• SHORT EXERCISE:
Recast every line of the listing below as a Markdown table with two columns, Row and Listing line. Number the rows, and leave out blank lines and pictures.

::: RECORDED INFORMATION

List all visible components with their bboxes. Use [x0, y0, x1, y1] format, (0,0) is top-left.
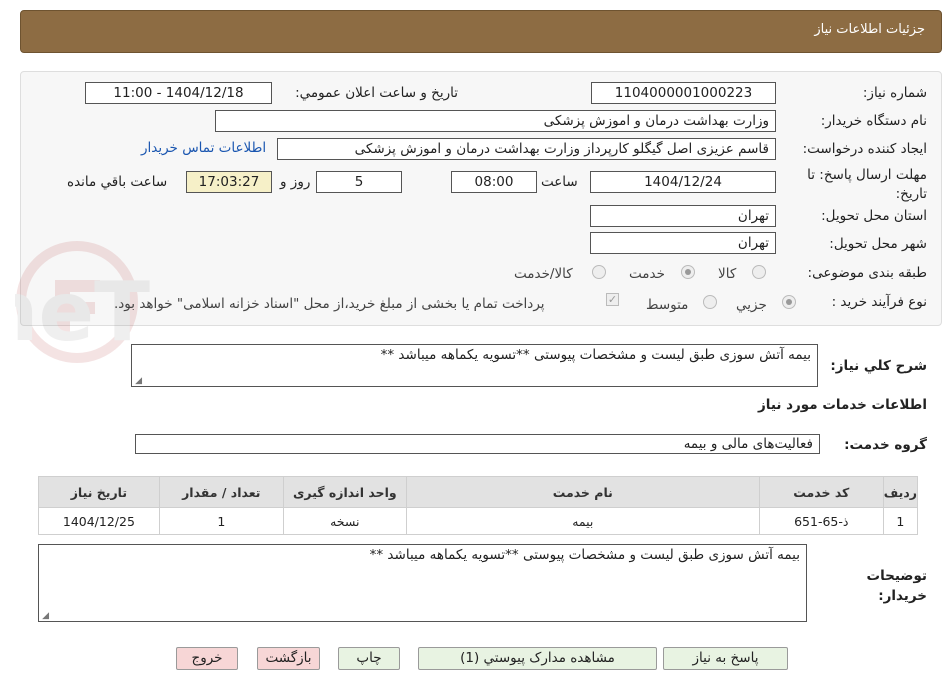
process-minor-label: جزيي	[736, 297, 767, 313]
cell-service-code: ذ-65-651	[758, 507, 884, 535]
col-service-code: کد خدمت	[758, 476, 884, 508]
category-goods-label: کالا	[718, 266, 737, 282]
col-unit: واحد اندازه گیری	[282, 476, 407, 508]
announce-field: 1404/12/18 - 11:00	[85, 82, 272, 104]
category-label: طبقه بندی موضوعی:	[807, 265, 927, 281]
services-table-header: رديف کد خدمت نام خدمت واحد اندازه گیری ت…	[38, 476, 919, 508]
services-section-title: اطلاعات خدمات مورد نياز	[757, 397, 927, 413]
need-number-label: شماره نیاز:	[862, 85, 927, 101]
summary-textarea: بیمه آتش سوزی طبق لیست و مشخصات پیوستی *…	[131, 344, 818, 387]
category-service-radio[interactable]	[681, 265, 695, 279]
service-group-label: گروه خدمت:	[844, 437, 927, 453]
remaining-time-field: 17:03:27	[186, 171, 272, 193]
category-goods-service-radio[interactable]	[592, 265, 606, 279]
page-title: جزئیات اطلاعات نیاز	[814, 22, 925, 37]
process-label: نوع فرآیند خرید :	[831, 294, 927, 310]
attachments-button[interactable]: مشاهده مدارک پيوستي (1)	[418, 647, 657, 670]
creator-field: قاسم عزیزی اصل گیگلو کارپرداز وزارت بهدا…	[277, 138, 776, 160]
deadline-time-label: ساعت	[541, 174, 578, 190]
days-label: روز و	[280, 174, 311, 190]
buyer-notes-text: بیمه آتش سوزی طبق لیست و مشخصات پیوستی *…	[369, 547, 800, 563]
page-header: جزئیات اطلاعات نیاز	[20, 10, 942, 53]
category-goods-service-label: کالا/خدمت	[514, 266, 573, 282]
payment-note: پرداخت تمام یا بخشی از مبلغ خرید،از محل …	[114, 296, 545, 312]
exit-button[interactable]: خروج	[176, 647, 238, 670]
category-service-label: خدمت	[629, 266, 665, 282]
print-button[interactable]: چاپ	[338, 647, 400, 670]
category-goods-radio[interactable]	[752, 265, 766, 279]
col-quantity: تعداد / مقدار	[158, 476, 284, 508]
process-minor-radio[interactable]	[782, 295, 796, 309]
buyer-notes-textarea: بیمه آتش سوزی طبق لیست و مشخصات پیوستی *…	[38, 544, 807, 622]
cell-quantity: 1	[158, 507, 284, 535]
city-label: شهر محل تحویل:	[829, 236, 927, 252]
payment-treasury-checkbox[interactable]: ✓	[606, 293, 619, 306]
resize-grip-icon[interactable]: ◢	[134, 377, 142, 386]
buyer-contact-link[interactable]: اطلاعات تماس خریدار	[141, 140, 266, 156]
table-row: 1 ذ-65-651 بیمه نسخه 1 1404/12/25	[38, 507, 919, 535]
col-row-number: رديف	[882, 476, 919, 508]
buyer-notes-label: توضيحات خريدار:	[866, 568, 927, 604]
buyer-org-field: وزارت بهداشت درمان و اموزش پزشکی	[215, 110, 776, 132]
cell-row-number: 1	[882, 507, 919, 535]
remaining-label: ساعت باقي مانده	[67, 174, 168, 190]
back-button[interactable]: بازگشت	[257, 647, 320, 670]
reply-button[interactable]: پاسخ به نياز	[663, 647, 788, 670]
deadline-label: مهلت ارسال پاسخ: تا تاریخ:	[807, 167, 927, 202]
summary-label: شرح کلي نياز:	[830, 358, 927, 374]
col-service-name: نام خدمت	[405, 476, 760, 508]
resize-grip-icon[interactable]: ◢	[41, 612, 49, 621]
process-medium-radio[interactable]	[703, 295, 717, 309]
service-group-field: فعالیت‌های مالی و بیمه	[135, 434, 820, 454]
creator-label: ايجاد کننده درخواست:	[802, 141, 927, 157]
province-label: استان محل تحویل:	[821, 208, 927, 224]
deadline-time-field: 08:00	[451, 171, 537, 193]
summary-text: بیمه آتش سوزی طبق لیست و مشخصات پیوستی *…	[380, 347, 811, 363]
announce-label: تاریخ و ساعت اعلان عمومي:	[295, 85, 458, 101]
buyer-org-label: نام دستگاه خريدار:	[820, 113, 927, 129]
col-need-date: تاريخ نياز	[38, 476, 160, 508]
cell-unit: نسخه	[282, 507, 407, 535]
cell-need-date: 1404/12/25	[38, 507, 160, 535]
cell-service-name: بیمه	[405, 507, 760, 535]
province-field: تهران	[590, 205, 776, 227]
process-medium-label: متوسط	[646, 297, 689, 313]
deadline-date-field: 1404/12/24	[590, 171, 776, 193]
services-table: رديف کد خدمت نام خدمت واحد اندازه گیری ت…	[38, 476, 919, 535]
need-number-field: 1104000001000223	[591, 82, 776, 104]
city-field: تهران	[590, 232, 776, 254]
days-field: 5	[316, 171, 402, 193]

::::::

• FINISHED ANSWER:
| Row | Listing line |
|---|---|
| 1 | List all visible components with their bboxes. Use [x0, y0, x1, y1] format, (0,0) is top-left. |
| 2 | process-minor-label: جزيي	[736, 297, 767, 313] |
| 3 | cell-service-code: ذ-65-651	[758, 507, 884, 535] |
| 4 | col-service-code: کد خدمت	[758, 476, 884, 508] |
| 5 | category-goods-label: کالا	[718, 266, 737, 282] |
| 6 | col-unit: واحد اندازه گیری	[282, 476, 407, 508] |
| 7 | announce-field: 1404/12/18 - 11:00	[85, 82, 272, 104] |
| 8 | category-label: طبقه بندی موضوعی:	[807, 265, 927, 281] |
| 9 | services-table-header: رديف کد خدمت نام خدمت واحد اندازه گیری ت…	[38, 476, 919, 508] |
| 10 | services-section-title: اطلاعات خدمات مورد نياز	[757, 397, 927, 413] |
| 11 | need-number-label: شماره نیاز:	[862, 85, 927, 101] |
| 12 | summary-textarea: بیمه آتش سوزی طبق لیست و مشخصات پیوستی *…	[131, 344, 818, 387] |
| 13 | category-service-radio[interactable]	[681, 265, 695, 279] |
| 14 | service-group-label: گروه خدمت:	[844, 437, 927, 453] |
| 15 | remaining-time-field: 17:03:27	[186, 171, 272, 193] |
| 16 | category-goods-service-radio[interactable]	[592, 265, 606, 279] |
| 17 | page-title: جزئیات اطلاعات نیاز	[814, 22, 925, 37] |
| 18 | process-label: نوع فرآیند خرید :	[831, 294, 927, 310] |
| 19 | attachments-button[interactable]: مشاهده مدارک پيوستي (1)	[418, 647, 657, 670] |
| 20 | creator-field: قاسم عزیزی اصل گیگلو کارپرداز وزارت بهدا…	[277, 138, 776, 160] |
| 21 | deadline-time-label: ساعت	[541, 174, 578, 190] |
| 22 | days-label: روز و	[280, 174, 311, 190] |
| 23 | buyer-notes-text: بیمه آتش سوزی طبق لیست و مشخصات پیوستی *…	[369, 547, 800, 563] |
| 24 | page-header: جزئیات اطلاعات نیاز	[20, 10, 942, 53] |
| 25 | category-goods-service-label: کالا/خدمت	[514, 266, 573, 282] |
| 26 | payment-note: پرداخت تمام یا بخشی از مبلغ خرید،از محل …	[114, 296, 545, 312] |
| 27 | exit-button[interactable]: خروج	[176, 647, 238, 670] |
| 28 | category-service-label: خدمت	[629, 266, 665, 282] |
| 29 | print-button[interactable]: چاپ	[338, 647, 400, 670] |
| 30 | category-goods-radio[interactable]	[752, 265, 766, 279] |
| 31 | col-quantity: تعداد / مقدار	[158, 476, 284, 508] |
| 32 | process-minor-radio[interactable]	[782, 295, 796, 309] |
| 33 | buyer-notes-textarea: بیمه آتش سوزی طبق لیست و مشخصات پیوستی *…	[38, 544, 807, 622] |
| 34 | cell-quantity: 1	[158, 507, 284, 535] |
| 35 | city-label: شهر محل تحویل:	[829, 236, 927, 252] |
| 36 | payment-treasury-checkbox[interactable]: ✓	[606, 293, 619, 306] |
| 37 | resize-grip-icon[interactable]: ◢	[134, 377, 142, 386] |
| 38 | buyer-contact-link[interactable]: اطلاعات تماس خریدار	[141, 140, 266, 156] |
| 39 | table-row: 1 ذ-65-651 بیمه نسخه 1 1404/12/25	[38, 507, 919, 535] |
| 40 | col-row-number: رديف	[882, 476, 919, 508] |
| 41 | buyer-notes-label: توضيحات خريدار:	[866, 568, 927, 604] |
| 42 | buyer-org-field: وزارت بهداشت درمان و اموزش پزشکی	[215, 110, 776, 132] |
| 43 | cell-row-number: 1	[882, 507, 919, 535] |
| 44 | remaining-label: ساعت باقي مانده	[67, 174, 168, 190] |
| 45 | back-button[interactable]: بازگشت	[257, 647, 320, 670] |
| 46 | reply-button[interactable]: پاسخ به نياز	[663, 647, 788, 670] |
| 47 | deadline-label: مهلت ارسال پاسخ: تا تاریخ:	[807, 167, 927, 202] |
| 48 | summary-label: شرح کلي نياز:	[830, 358, 927, 374] |
| 49 | col-service-name: نام خدمت	[405, 476, 760, 508] |
| 50 | resize-grip-icon[interactable]: ◢	[41, 612, 49, 621] |
| 51 | process-medium-radio[interactable]	[703, 295, 717, 309] |
| 52 | service-group-field: فعالیت‌های مالی و بیمه	[135, 434, 820, 454] |
| 53 | creator-label: ايجاد کننده درخواست:	[802, 141, 927, 157] |
| 54 | province-label: استان محل تحویل:	[821, 208, 927, 224] |
| 55 | deadline-time-field: 08:00	[451, 171, 537, 193] |
| 56 | summary-text: بیمه آتش سوزی طبق لیست و مشخصات پیوستی *…	[380, 347, 811, 363] |
| 57 | announce-label: تاریخ و ساعت اعلان عمومي:	[295, 85, 458, 101] |
| 58 | buyer-org-label: نام دستگاه خريدار:	[820, 113, 927, 129] |
| 59 | col-need-date: تاريخ نياز	[38, 476, 160, 508] |
| 60 | cell-unit: نسخه	[282, 507, 407, 535] |
| 61 | cell-need-date: 1404/12/25	[38, 507, 160, 535] |
| 62 | cell-service-name: بیمه	[405, 507, 760, 535] |
| 63 | province-field: تهران	[590, 205, 776, 227] |
| 64 | process-medium-label: متوسط	[646, 297, 689, 313] |
| 65 | deadline-date-field: 1404/12/24	[590, 171, 776, 193] |
| 66 | services-table: رديف کد خدمت نام خدمت واحد اندازه گیری ت…	[38, 476, 919, 535] |
| 67 | need-number-field: 1104000001000223	[591, 82, 776, 104] |
| 68 | city-field: تهران	[590, 232, 776, 254] |
| 69 | days-field: 5	[316, 171, 402, 193] |